--- BEGIN RECORDED DATA ---

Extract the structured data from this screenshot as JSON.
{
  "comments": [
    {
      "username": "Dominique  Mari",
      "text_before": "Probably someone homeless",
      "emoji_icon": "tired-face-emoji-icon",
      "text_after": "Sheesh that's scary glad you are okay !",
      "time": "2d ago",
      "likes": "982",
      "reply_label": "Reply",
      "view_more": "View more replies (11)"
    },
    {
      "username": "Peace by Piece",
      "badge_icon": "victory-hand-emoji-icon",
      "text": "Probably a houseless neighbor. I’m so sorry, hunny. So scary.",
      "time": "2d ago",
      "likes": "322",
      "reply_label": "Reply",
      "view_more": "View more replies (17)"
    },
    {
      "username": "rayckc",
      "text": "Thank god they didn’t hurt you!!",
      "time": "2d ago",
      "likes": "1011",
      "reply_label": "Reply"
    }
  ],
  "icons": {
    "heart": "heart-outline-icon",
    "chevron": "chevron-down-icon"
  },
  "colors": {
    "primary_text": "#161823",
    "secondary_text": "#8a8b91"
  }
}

--- END RECORDED DATA ---

### WHAT TO WORK ON
Copy down the whole of the data above, matching it exactly.

### THE REPLY
Extract the structured data from this screenshot as JSON.
{
  "comments": [
    {
      "username": "Dominique  Mari",
      "text_before": "Probably someone homeless",
      "emoji_icon": "tired-face-emoji-icon",
      "text_after": "Sheesh that's scary glad you are okay !",
      "time": "2d ago",
      "likes": "982",
      "reply_label": "Reply",
      "view_more": "View more replies (11)"
    },
    {
      "username": "Peace by Piece",
      "badge_icon": "victory-hand-emoji-icon",
      "text": "Probably a houseless neighbor. I’m so sorry, hunny. So scary.",
      "time": "2d ago",
      "likes": "322",
      "reply_label": "Reply",
      "view_more": "View more replies (17)"
    },
    {
      "username": "rayckc",
      "text": "Thank god they didn’t hurt you!!",
      "time": "2d ago",
      "likes": "1011",
      "reply_label": "Reply"
    }
  ],
  "icons": {
    "heart": "heart-outline-icon",
    "chevron": "chevron-down-icon"
  },
  "colors": {
    "primary_text": "#161823",
    "secondary_text": "#8a8b91"
  }
}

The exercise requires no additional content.